Your objective
Will you give every entry again exactly as it stands?

[Entries taken from a collection]

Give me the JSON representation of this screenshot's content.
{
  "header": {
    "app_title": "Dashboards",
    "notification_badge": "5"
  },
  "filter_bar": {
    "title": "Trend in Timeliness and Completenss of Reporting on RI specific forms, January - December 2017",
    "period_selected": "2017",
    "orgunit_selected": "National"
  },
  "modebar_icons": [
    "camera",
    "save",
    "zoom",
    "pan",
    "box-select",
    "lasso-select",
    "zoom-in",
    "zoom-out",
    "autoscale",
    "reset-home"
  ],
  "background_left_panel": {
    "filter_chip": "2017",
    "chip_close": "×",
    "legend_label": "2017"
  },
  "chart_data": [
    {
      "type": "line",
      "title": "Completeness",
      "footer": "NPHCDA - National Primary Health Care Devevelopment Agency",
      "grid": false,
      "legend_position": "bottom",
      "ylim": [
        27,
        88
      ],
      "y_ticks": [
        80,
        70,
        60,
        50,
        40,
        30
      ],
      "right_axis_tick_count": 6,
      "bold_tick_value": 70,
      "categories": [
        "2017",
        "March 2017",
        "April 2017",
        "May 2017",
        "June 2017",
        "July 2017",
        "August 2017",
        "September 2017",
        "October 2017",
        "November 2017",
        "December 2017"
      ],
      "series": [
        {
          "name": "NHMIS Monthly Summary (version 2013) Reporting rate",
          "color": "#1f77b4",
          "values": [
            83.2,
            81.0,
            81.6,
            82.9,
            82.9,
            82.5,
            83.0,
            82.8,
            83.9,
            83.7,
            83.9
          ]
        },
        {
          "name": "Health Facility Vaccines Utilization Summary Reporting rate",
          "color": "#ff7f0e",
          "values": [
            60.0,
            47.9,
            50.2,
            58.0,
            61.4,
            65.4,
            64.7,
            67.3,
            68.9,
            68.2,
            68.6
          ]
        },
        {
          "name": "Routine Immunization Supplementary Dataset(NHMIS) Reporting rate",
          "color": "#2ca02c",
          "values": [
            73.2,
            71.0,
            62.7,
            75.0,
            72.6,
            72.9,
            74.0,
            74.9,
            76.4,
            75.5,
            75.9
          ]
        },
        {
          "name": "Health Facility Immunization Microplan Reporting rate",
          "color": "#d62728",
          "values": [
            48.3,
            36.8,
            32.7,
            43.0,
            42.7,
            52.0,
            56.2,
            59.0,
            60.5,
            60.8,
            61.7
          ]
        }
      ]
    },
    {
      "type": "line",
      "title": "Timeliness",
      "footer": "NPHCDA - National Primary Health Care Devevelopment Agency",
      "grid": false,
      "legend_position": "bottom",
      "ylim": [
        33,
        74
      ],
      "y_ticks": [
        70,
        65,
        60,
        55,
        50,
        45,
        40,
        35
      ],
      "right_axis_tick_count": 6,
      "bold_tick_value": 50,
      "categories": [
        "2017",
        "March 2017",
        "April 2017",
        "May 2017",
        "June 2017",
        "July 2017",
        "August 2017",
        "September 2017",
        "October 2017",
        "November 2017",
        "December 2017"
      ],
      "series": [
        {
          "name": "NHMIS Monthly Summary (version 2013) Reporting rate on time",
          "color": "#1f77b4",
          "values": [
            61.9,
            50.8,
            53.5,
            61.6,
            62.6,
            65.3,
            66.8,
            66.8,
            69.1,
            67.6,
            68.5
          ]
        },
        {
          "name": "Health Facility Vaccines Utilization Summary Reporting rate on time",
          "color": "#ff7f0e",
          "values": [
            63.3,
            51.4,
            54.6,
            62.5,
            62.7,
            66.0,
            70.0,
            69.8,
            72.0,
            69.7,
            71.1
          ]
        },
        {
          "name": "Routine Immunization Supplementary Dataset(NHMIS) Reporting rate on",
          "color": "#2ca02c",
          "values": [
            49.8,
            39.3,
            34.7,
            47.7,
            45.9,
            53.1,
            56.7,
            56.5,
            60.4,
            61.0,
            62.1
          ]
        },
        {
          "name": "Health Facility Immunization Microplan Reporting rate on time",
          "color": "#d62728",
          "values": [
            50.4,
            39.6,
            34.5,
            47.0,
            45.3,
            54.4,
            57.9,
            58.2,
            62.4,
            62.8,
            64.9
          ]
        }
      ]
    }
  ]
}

The output
Give me the JSON representation of this screenshot's content.
{
  "header": {
    "app_title": "Dashboards",
    "notification_badge": "5"
  },
  "filter_bar": {
    "title": "Trend in Timeliness and Completenss of Reporting on RI specific forms, January - December 2017",
    "period_selected": "2017",
    "orgunit_selected": "National"
  },
  "modebar_icons": [
    "camera",
    "save",
    "zoom",
    "pan",
    "box-select",
    "lasso-select",
    "zoom-in",
    "zoom-out",
    "autoscale",
    "reset-home"
  ],
  "background_left_panel": {
    "filter_chip": "2017",
    "chip_close": "×",
    "legend_label": "2017"
  },
  "chart_data": [
    {
      "type": "line",
      "title": "Completeness",
      "footer": "NPHCDA - National Primary Health Care Devevelopment Agency",
      "grid": false,
      "legend_position": "bottom",
      "ylim": [
        27,
        88
      ],
      "y_ticks": [
        80,
        70,
        60,
        50,
        40,
        30
      ],
      "right_axis_tick_count": 6,
      "bold_tick_value": 70,
      "categories": [
        "2017",
        "March 2017",
        "April 2017",
        "May 2017",
        "June 2017",
        "July 2017",
        "August 2017",
        "September 2017",
        "October 2017",
        "November 2017",
        "December 2017"
      ],
      "series": [
        {
          "name": "NHMIS Monthly Summary (version 2013) Reporting rate",
          "color": "#1f77b4",
          "values": [
            83.2,
            81.0,
            81.6,
            82.9,
            82.9,
            82.5,
            83.0,
            82.8,
            83.9,
            83.7,
            83.9
          ]
        },
        {
          "name": "Health Facility Vaccines Utilization Summary Reporting rate",
          "color": "#ff7f0e",
          "values": [
            60.0,
            47.9,
            50.2,
            58.0,
            61.4,
            65.4,
            64.7,
            67.3,
            68.9,
            68.2,
            68.6
          ]
        },
        {
          "name": "Routine Immunization Supplementary Dataset(NHMIS) Reporting rate",
          "color": "#2ca02c",
          "values": [
            73.2,
            71.0,
            62.7,
            75.0,
            72.6,
            72.9,
            74.0,
            74.9,
            76.4,
            75.5,
            75.9
          ]
        },
        {
          "name": "Health Facility Immunization Microplan Reporting rate",
          "color": "#d62728",
          "values": [
            48.3,
            36.8,
            32.7,
            43.0,
            42.7,
            52.0,
            56.2,
            59.0,
            60.5,
            60.8,
            61.7
          ]
        }
      ]
    },
    {
      "type": "line",
      "title": "Timeliness",
      "footer": "NPHCDA - National Primary Health Care Devevelopment Agency",
      "grid": false,
      "legend_position": "bottom",
      "ylim": [
        33,
        74
      ],
      "y_ticks": [
        70,
        65,
        60,
        55,
        50,
        45,
        40,
        35
      ],
      "right_axis_tick_count": 6,
      "bold_tick_value": 50,
      "categories": [
        "2017",
        "March 2017",
        "April 2017",
        "May 2017",
        "June 2017",
        "July 2017",
        "August 2017",
        "September 2017",
        "October 2017",
        "November 2017",
        "December 2017"
      ],
      "series": [
        {
          "name": "NHMIS Monthly Summary (version 2013) Reporting rate on time",
          "color": "#1f77b4",
          "values": [
            61.9,
            50.8,
            53.5,
            61.6,
            62.6,
            65.3,
            66.8,
            66.8,
            69.1,
            67.6,
            68.5
          ]
        },
        {
          "name": "Health Facility Vaccines Utilization Summary Reporting rate on time",
          "color": "#ff7f0e",
          "values": [
            63.3,
            51.4,
            54.6,
            62.5,
            62.7,
            66.0,
            70.0,
            69.8,
            72.0,
            69.7,
            71.1
          ]
        },
        {
          "name": "Routine Immunization Supplementary Dataset(NHMIS) Reporting rate on",
          "color": "#2ca02c",
          "values": [
            49.8,
            39.3,
            34.7,
            47.7,
            45.9,
            53.1,
            56.7,
            56.5,
            60.4,
            61.0,
            62.1
          ]
        },
        {
          "name": "Health Facility Immunization Microplan Reporting rate on time",
          "color": "#d62728",
          "values": [
            50.4,
            39.6,
            34.5,
            47.0,
            45.3,
            54.4,
            57.9,
            58.2,
            62.4,
            62.8,
            64.9
          ]
        }
      ]
    }
  ]
}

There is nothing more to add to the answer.